• _Prompt_
Restate every entry word for word.

• _Data listing_
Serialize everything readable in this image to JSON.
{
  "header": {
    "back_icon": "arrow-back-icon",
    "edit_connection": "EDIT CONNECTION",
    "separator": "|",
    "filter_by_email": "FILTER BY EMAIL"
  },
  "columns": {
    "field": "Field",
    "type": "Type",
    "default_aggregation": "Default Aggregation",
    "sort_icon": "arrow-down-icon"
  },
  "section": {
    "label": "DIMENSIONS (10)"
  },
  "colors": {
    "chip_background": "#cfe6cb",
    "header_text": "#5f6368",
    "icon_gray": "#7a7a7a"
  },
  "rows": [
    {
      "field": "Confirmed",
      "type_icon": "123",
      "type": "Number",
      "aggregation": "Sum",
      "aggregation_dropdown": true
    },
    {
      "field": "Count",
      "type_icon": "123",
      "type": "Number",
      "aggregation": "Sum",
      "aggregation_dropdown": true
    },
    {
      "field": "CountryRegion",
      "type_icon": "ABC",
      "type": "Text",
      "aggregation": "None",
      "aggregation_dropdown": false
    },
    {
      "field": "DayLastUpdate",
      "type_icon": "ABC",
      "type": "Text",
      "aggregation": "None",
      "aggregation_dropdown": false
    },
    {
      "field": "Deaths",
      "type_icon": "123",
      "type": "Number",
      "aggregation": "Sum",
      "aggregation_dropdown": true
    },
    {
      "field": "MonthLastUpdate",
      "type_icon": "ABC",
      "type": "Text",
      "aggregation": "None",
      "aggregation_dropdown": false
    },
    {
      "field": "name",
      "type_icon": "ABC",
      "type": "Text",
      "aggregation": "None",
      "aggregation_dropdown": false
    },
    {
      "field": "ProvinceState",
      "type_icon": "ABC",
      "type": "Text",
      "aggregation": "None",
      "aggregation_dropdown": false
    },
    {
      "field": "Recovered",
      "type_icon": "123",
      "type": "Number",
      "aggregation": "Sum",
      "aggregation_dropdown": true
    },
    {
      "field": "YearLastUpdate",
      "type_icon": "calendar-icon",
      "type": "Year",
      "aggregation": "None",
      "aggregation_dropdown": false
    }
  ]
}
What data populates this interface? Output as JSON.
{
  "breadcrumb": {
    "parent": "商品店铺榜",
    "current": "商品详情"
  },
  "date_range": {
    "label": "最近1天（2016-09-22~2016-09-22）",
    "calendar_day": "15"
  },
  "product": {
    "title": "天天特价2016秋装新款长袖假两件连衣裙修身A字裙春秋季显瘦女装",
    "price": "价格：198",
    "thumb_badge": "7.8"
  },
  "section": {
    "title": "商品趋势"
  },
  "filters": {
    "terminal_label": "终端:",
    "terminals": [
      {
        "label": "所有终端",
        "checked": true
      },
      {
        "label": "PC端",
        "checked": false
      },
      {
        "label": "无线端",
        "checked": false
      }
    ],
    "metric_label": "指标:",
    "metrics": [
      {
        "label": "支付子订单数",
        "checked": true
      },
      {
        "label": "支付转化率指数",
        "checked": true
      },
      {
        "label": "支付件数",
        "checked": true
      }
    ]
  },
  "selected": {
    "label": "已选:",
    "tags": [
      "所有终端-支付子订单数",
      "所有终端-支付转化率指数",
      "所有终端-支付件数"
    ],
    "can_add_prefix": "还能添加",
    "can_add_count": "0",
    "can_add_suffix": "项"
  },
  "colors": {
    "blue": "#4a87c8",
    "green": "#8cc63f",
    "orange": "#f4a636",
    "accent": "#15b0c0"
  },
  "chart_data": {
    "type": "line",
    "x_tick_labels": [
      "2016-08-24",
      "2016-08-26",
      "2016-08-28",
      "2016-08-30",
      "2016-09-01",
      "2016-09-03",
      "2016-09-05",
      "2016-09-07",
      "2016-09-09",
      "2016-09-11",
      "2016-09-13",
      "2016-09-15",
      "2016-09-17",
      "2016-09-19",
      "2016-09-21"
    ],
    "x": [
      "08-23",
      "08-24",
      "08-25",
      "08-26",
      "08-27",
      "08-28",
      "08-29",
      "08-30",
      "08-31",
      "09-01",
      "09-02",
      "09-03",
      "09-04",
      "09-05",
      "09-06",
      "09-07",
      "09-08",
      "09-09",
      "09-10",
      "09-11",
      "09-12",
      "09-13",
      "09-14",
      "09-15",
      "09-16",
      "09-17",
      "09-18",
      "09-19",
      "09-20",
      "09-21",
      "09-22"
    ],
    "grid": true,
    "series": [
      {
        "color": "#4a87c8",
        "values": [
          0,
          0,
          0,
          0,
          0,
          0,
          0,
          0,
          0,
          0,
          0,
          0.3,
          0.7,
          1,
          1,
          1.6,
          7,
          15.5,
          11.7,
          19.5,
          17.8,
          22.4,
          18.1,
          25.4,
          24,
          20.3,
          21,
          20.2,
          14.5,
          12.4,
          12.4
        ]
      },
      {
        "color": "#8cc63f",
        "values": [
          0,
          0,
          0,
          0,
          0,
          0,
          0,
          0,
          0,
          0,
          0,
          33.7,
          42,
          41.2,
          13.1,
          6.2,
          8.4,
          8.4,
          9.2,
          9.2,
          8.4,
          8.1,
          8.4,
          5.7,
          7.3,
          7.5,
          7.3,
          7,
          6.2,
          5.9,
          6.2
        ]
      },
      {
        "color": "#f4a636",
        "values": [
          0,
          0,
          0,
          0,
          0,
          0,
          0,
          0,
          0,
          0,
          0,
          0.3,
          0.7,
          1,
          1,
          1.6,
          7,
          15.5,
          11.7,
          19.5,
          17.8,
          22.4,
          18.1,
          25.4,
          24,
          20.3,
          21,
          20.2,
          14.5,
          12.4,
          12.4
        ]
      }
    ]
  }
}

• _Complete answer_
Serialize everything readable in this image to JSON.
{
  "header": {
    "back_icon": "arrow-back-icon",
    "edit_connection": "EDIT CONNECTION",
    "separator": "|",
    "filter_by_email": "FILTER BY EMAIL"
  },
  "columns": {
    "field": "Field",
    "type": "Type",
    "default_aggregation": "Default Aggregation",
    "sort_icon": "arrow-down-icon"
  },
  "section": {
    "label": "DIMENSIONS (10)"
  },
  "colors": {
    "chip_background": "#cfe6cb",
    "header_text": "#5f6368",
    "icon_gray": "#7a7a7a"
  },
  "rows": [
    {
      "field": "Confirmed",
      "type_icon": "123",
      "type": "Number",
      "aggregation": "Sum",
      "aggregation_dropdown": true
    },
    {
      "field": "Count",
      "type_icon": "123",
      "type": "Number",
      "aggregation": "Sum",
      "aggregation_dropdown": true
    },
    {
      "field": "CountryRegion",
      "type_icon": "ABC",
      "type": "Text",
      "aggregation": "None",
      "aggregation_dropdown": false
    },
    {
      "field": "DayLastUpdate",
      "type_icon": "ABC",
      "type": "Text",
      "aggregation": "None",
      "aggregation_dropdown": false
    },
    {
      "field": "Deaths",
      "type_icon": "123",
      "type": "Number",
      "aggregation": "Sum",
      "aggregation_dropdown": true
    },
    {
      "field": "MonthLastUpdate",
      "type_icon": "ABC",
      "type": "Text",
      "aggregation": "None",
      "aggregation_dropdown": false
    },
    {
      "field": "name",
      "type_icon": "ABC",
      "type": "Text",
      "aggregation": "None",
      "aggregation_dropdown": false
    },
    {
      "field": "ProvinceState",
      "type_icon": "ABC",
      "type": "Text",
      "aggregation": "None",
      "aggregation_dropdown": false
    },
    {
      "field": "Recovered",
      "type_icon": "123",
      "type": "Number",
      "aggregation": "Sum",
      "aggregation_dropdown": true
    },
    {
      "field": "YearLastUpdate",
      "type_icon": "calendar-icon",
      "type": "Year",
      "aggregation": "None",
      "aggregation_dropdown": false
    }
  ]
}
What data populates this interface? Output as JSON.
{
  "breadcrumb": {
    "parent": "商品店铺榜",
    "current": "商品详情"
  },
  "date_range": {
    "label": "最近1天（2016-09-22~2016-09-22）",
    "calendar_day": "15"
  },
  "product": {
    "title": "天天特价2016秋装新款长袖假两件连衣裙修身A字裙春秋季显瘦女装",
    "price": "价格：198",
    "thumb_badge": "7.8"
  },
  "section": {
    "title": "商品趋势"
  },
  "filters": {
    "terminal_label": "终端:",
    "terminals": [
      {
        "label": "所有终端",
        "checked": true
      },
      {
        "label": "PC端",
        "checked": false
      },
      {
        "label": "无线端",
        "checked": false
      }
    ],
    "metric_label": "指标:",
    "metrics": [
      {
        "label": "支付子订单数",
        "checked": true
      },
      {
        "label": "支付转化率指数",
        "checked": true
      },
      {
        "label": "支付件数",
        "checked": true
      }
    ]
  },
  "selected": {
    "label": "已选:",
    "tags": [
      "所有终端-支付子订单数",
      "所有终端-支付转化率指数",
      "所有终端-支付件数"
    ],
    "can_add_prefix": "还能添加",
    "can_add_count": "0",
    "can_add_suffix": "项"
  },
  "colors": {
    "blue": "#4a87c8",
    "green": "#8cc63f",
    "orange": "#f4a636",
    "accent": "#15b0c0"
  },
  "chart_data": {
    "type": "line",
    "x_tick_labels": [
      "2016-08-24",
      "2016-08-26",
      "2016-08-28",
      "2016-08-30",
      "2016-09-01",
      "2016-09-03",
      "2016-09-05",
      "2016-09-07",
      "2016-09-09",
      "2016-09-11",
      "2016-09-13",
      "2016-09-15",
      "2016-09-17",
      "2016-09-19",
      "2016-09-21"
    ],
    "x": [
      "08-23",
      "08-24",
      "08-25",
      "08-26",
      "08-27",
      "08-28",
      "08-29",
      "08-30",
      "08-31",
      "09-01",
      "09-02",
      "09-03",
      "09-04",
      "09-05",
      "09-06",
      "09-07",
      "09-08",
      "09-09",
      "09-10",
      "09-11",
      "09-12",
      "09-13",
      "09-14",
      "09-15",
      "09-16",
      "09-17",
      "09-18",
      "09-19",
      "09-20",
      "09-21",
      "09-22"
    ],
    "grid": true,
    "series": [
      {
        "color": "#4a87c8",
        "values": [
          0,
          0,
          0,
          0,
          0,
          0,
          0,
          0,
          0,
          0,
          0,
          0.3,
          0.7,
          1,
          1,
          1.6,
          7,
          15.5,
          11.7,
          19.5,
          17.8,
          22.4,
          18.1,
          25.4,
          24,
          20.3,
          21,
          20.2,
          14.5,
          12.4,
          12.4
        ]
      },
      {
        "color": "#8cc63f",
        "values": [
          0,
          0,
          0,
          0,
          0,
          0,
          0,
          0,
          0,
          0,
          0,
          33.7,
          42,
          41.2,
          13.1,
          6.2,
          8.4,
          8.4,
          9.2,
          9.2,
          8.4,
          8.1,
          8.4,
          5.7,
          7.3,
          7.5,
          7.3,
          7,
          6.2,
          5.9,
          6.2
        ]
      },
      {
        "color": "#f4a636",
        "values": [
          0,
          0,
          0,
          0,
          0,
          0,
          0,
          0,
          0,
          0,
          0,
          0.3,
          0.7,
          1,
          1,
          1.6,
          7,
          15.5,
          11.7,
          19.5,
          17.8,
          22.4,
          18.1,
          25.4,
          24,
          20.3,
          21,
          20.2,
          14.5,
          12.4,
          12.4
        ]
      }
    ]
  }
}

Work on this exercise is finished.